WRITTEN INSTRUCTION:
Below is a listing to write out in full, exactly as given, without its pictures.

>> Begin DATA LINES

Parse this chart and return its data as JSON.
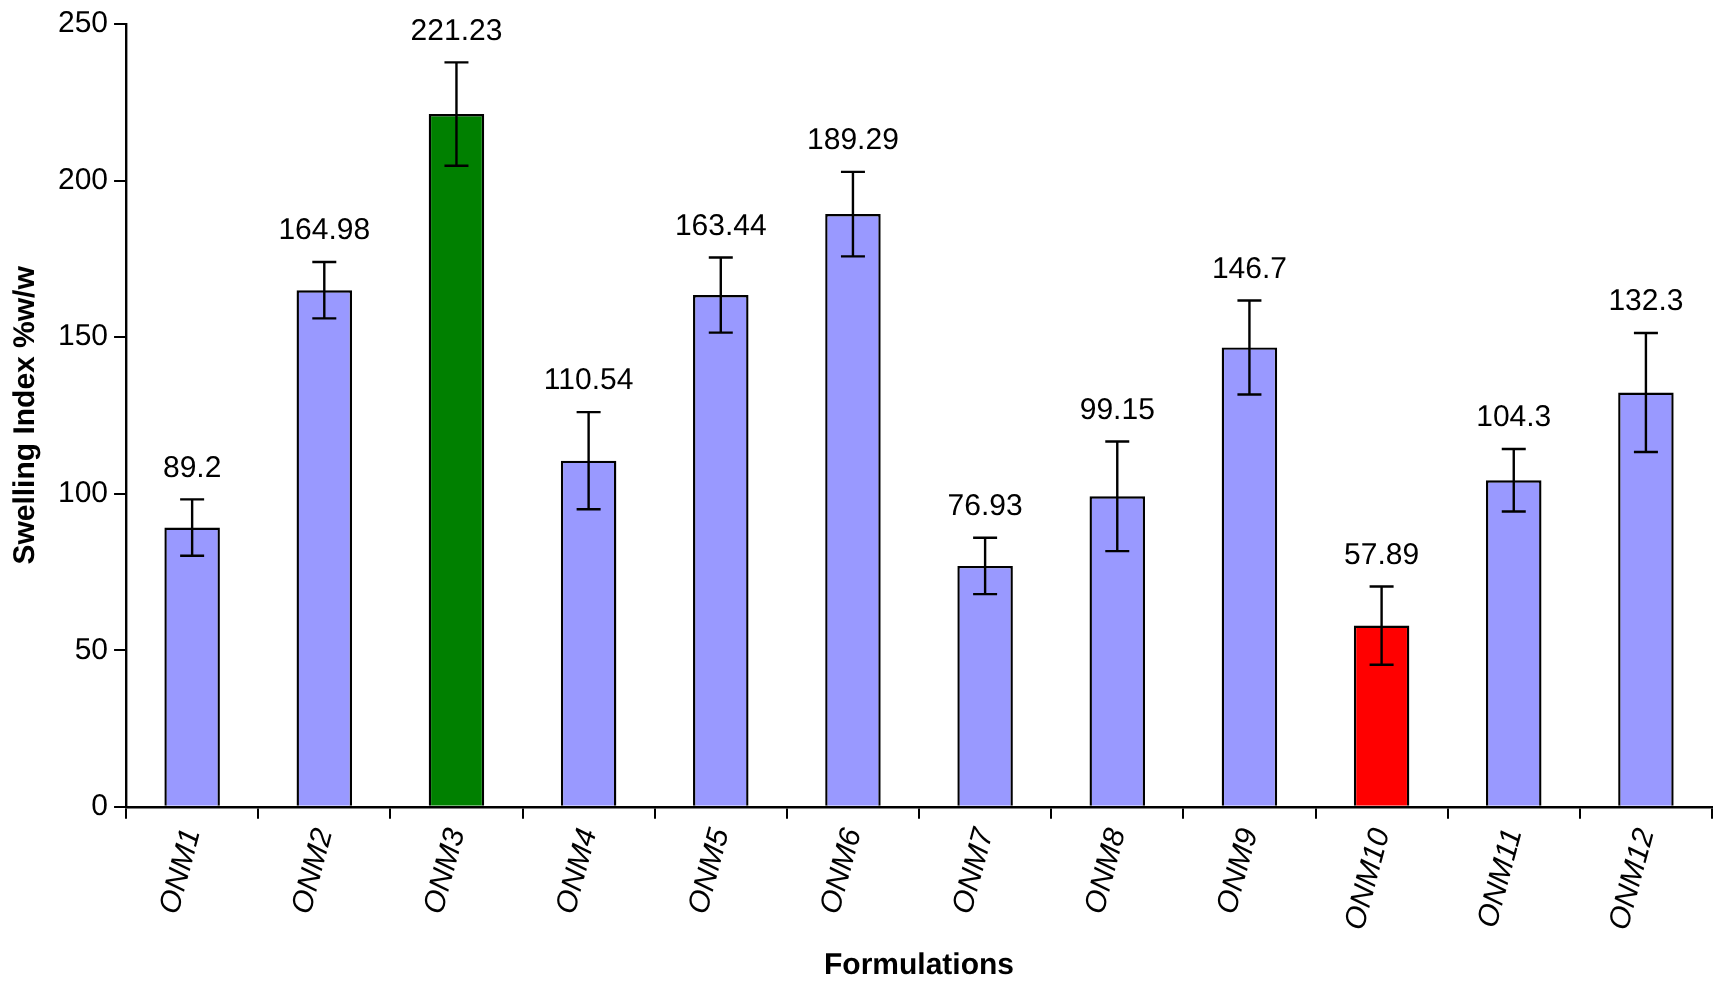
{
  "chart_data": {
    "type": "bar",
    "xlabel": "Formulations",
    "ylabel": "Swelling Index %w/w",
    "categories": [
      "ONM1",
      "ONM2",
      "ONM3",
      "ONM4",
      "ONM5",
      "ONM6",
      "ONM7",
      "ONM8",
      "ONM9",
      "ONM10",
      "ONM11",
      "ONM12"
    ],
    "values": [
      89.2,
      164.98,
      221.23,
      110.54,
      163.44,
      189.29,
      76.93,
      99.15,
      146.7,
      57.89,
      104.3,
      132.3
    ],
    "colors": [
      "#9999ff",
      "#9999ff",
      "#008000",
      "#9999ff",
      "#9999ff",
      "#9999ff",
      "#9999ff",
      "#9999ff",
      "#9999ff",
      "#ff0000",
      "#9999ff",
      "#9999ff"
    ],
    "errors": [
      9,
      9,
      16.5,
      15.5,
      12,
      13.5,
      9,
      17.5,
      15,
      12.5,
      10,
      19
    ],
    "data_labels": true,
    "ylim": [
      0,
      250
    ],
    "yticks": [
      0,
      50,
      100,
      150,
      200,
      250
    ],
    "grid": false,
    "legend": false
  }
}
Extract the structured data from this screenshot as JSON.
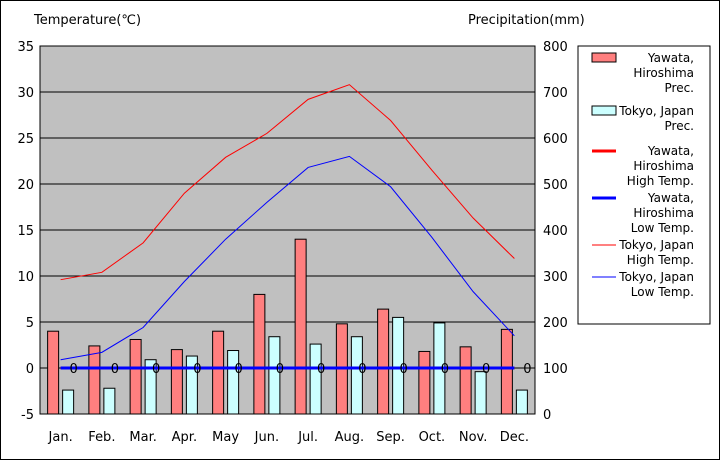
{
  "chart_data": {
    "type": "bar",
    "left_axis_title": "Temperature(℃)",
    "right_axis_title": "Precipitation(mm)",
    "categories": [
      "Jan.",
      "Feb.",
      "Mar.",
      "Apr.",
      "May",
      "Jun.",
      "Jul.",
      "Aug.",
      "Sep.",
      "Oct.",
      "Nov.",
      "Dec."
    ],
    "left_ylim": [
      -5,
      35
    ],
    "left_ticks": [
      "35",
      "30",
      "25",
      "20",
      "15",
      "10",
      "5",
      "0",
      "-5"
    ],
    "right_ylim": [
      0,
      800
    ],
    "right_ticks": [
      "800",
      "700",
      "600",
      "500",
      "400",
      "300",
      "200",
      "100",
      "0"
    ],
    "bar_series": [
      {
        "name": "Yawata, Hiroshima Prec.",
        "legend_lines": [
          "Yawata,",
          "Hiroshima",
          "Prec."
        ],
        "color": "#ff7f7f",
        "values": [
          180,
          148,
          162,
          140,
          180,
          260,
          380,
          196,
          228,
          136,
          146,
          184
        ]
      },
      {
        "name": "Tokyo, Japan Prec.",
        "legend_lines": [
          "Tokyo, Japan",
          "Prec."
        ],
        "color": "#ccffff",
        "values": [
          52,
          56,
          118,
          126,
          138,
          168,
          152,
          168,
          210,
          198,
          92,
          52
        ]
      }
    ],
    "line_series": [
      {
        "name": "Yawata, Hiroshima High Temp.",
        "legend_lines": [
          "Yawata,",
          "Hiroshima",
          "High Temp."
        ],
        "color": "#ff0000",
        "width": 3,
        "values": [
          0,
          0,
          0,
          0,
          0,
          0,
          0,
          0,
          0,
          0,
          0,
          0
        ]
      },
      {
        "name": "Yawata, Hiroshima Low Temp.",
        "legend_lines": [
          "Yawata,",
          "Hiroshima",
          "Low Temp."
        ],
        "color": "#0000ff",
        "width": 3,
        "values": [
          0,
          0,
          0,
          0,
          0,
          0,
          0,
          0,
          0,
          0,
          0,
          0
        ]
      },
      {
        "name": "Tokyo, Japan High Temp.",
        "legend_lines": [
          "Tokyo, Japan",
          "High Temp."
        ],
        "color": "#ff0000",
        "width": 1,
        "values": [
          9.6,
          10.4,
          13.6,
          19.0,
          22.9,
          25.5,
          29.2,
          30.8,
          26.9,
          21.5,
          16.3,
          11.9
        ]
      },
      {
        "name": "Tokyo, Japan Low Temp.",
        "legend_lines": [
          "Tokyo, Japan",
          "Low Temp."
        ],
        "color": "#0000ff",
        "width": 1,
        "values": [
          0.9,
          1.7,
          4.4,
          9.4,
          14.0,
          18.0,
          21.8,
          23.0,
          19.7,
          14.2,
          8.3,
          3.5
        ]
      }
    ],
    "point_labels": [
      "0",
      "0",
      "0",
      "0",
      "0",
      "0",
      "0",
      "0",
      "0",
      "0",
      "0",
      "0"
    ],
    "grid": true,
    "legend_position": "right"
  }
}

>> End DATA LINES

EXERCISE OUTPUT:
Parse this chart and return its data as JSON.
{
  "chart_data": {
    "type": "bar",
    "xlabel": "Formulations",
    "ylabel": "Swelling Index %w/w",
    "categories": [
      "ONM1",
      "ONM2",
      "ONM3",
      "ONM4",
      "ONM5",
      "ONM6",
      "ONM7",
      "ONM8",
      "ONM9",
      "ONM10",
      "ONM11",
      "ONM12"
    ],
    "values": [
      89.2,
      164.98,
      221.23,
      110.54,
      163.44,
      189.29,
      76.93,
      99.15,
      146.7,
      57.89,
      104.3,
      132.3
    ],
    "colors": [
      "#9999ff",
      "#9999ff",
      "#008000",
      "#9999ff",
      "#9999ff",
      "#9999ff",
      "#9999ff",
      "#9999ff",
      "#9999ff",
      "#ff0000",
      "#9999ff",
      "#9999ff"
    ],
    "errors": [
      9,
      9,
      16.5,
      15.5,
      12,
      13.5,
      9,
      17.5,
      15,
      12.5,
      10,
      19
    ],
    "data_labels": true,
    "ylim": [
      0,
      250
    ],
    "yticks": [
      0,
      50,
      100,
      150,
      200,
      250
    ],
    "grid": false,
    "legend": false
  }
}
Extract the structured data from this screenshot as JSON.
{
  "chart_data": {
    "type": "bar",
    "left_axis_title": "Temperature(℃)",
    "right_axis_title": "Precipitation(mm)",
    "categories": [
      "Jan.",
      "Feb.",
      "Mar.",
      "Apr.",
      "May",
      "Jun.",
      "Jul.",
      "Aug.",
      "Sep.",
      "Oct.",
      "Nov.",
      "Dec."
    ],
    "left_ylim": [
      -5,
      35
    ],
    "left_ticks": [
      "35",
      "30",
      "25",
      "20",
      "15",
      "10",
      "5",
      "0",
      "-5"
    ],
    "right_ylim": [
      0,
      800
    ],
    "right_ticks": [
      "800",
      "700",
      "600",
      "500",
      "400",
      "300",
      "200",
      "100",
      "0"
    ],
    "bar_series": [
      {
        "name": "Yawata, Hiroshima Prec.",
        "legend_lines": [
          "Yawata,",
          "Hiroshima",
          "Prec."
        ],
        "color": "#ff7f7f",
        "values": [
          180,
          148,
          162,
          140,
          180,
          260,
          380,
          196,
          228,
          136,
          146,
          184
        ]
      },
      {
        "name": "Tokyo, Japan Prec.",
        "legend_lines": [
          "Tokyo, Japan",
          "Prec."
        ],
        "color": "#ccffff",
        "values": [
          52,
          56,
          118,
          126,
          138,
          168,
          152,
          168,
          210,
          198,
          92,
          52
        ]
      }
    ],
    "line_series": [
      {
        "name": "Yawata, Hiroshima High Temp.",
        "legend_lines": [
          "Yawata,",
          "Hiroshima",
          "High Temp."
        ],
        "color": "#ff0000",
        "width": 3,
        "values": [
          0,
          0,
          0,
          0,
          0,
          0,
          0,
          0,
          0,
          0,
          0,
          0
        ]
      },
      {
        "name": "Yawata, Hiroshima Low Temp.",
        "legend_lines": [
          "Yawata,",
          "Hiroshima",
          "Low Temp."
        ],
        "color": "#0000ff",
        "width": 3,
        "values": [
          0,
          0,
          0,
          0,
          0,
          0,
          0,
          0,
          0,
          0,
          0,
          0
        ]
      },
      {
        "name": "Tokyo, Japan High Temp.",
        "legend_lines": [
          "Tokyo, Japan",
          "High Temp."
        ],
        "color": "#ff0000",
        "width": 1,
        "values": [
          9.6,
          10.4,
          13.6,
          19.0,
          22.9,
          25.5,
          29.2,
          30.8,
          26.9,
          21.5,
          16.3,
          11.9
        ]
      },
      {
        "name": "Tokyo, Japan Low Temp.",
        "legend_lines": [
          "Tokyo, Japan",
          "Low Temp."
        ],
        "color": "#0000ff",
        "width": 1,
        "values": [
          0.9,
          1.7,
          4.4,
          9.4,
          14.0,
          18.0,
          21.8,
          23.0,
          19.7,
          14.2,
          8.3,
          3.5
        ]
      }
    ],
    "point_labels": [
      "0",
      "0",
      "0",
      "0",
      "0",
      "0",
      "0",
      "0",
      "0",
      "0",
      "0",
      "0"
    ],
    "grid": true,
    "legend_position": "right"
  }
}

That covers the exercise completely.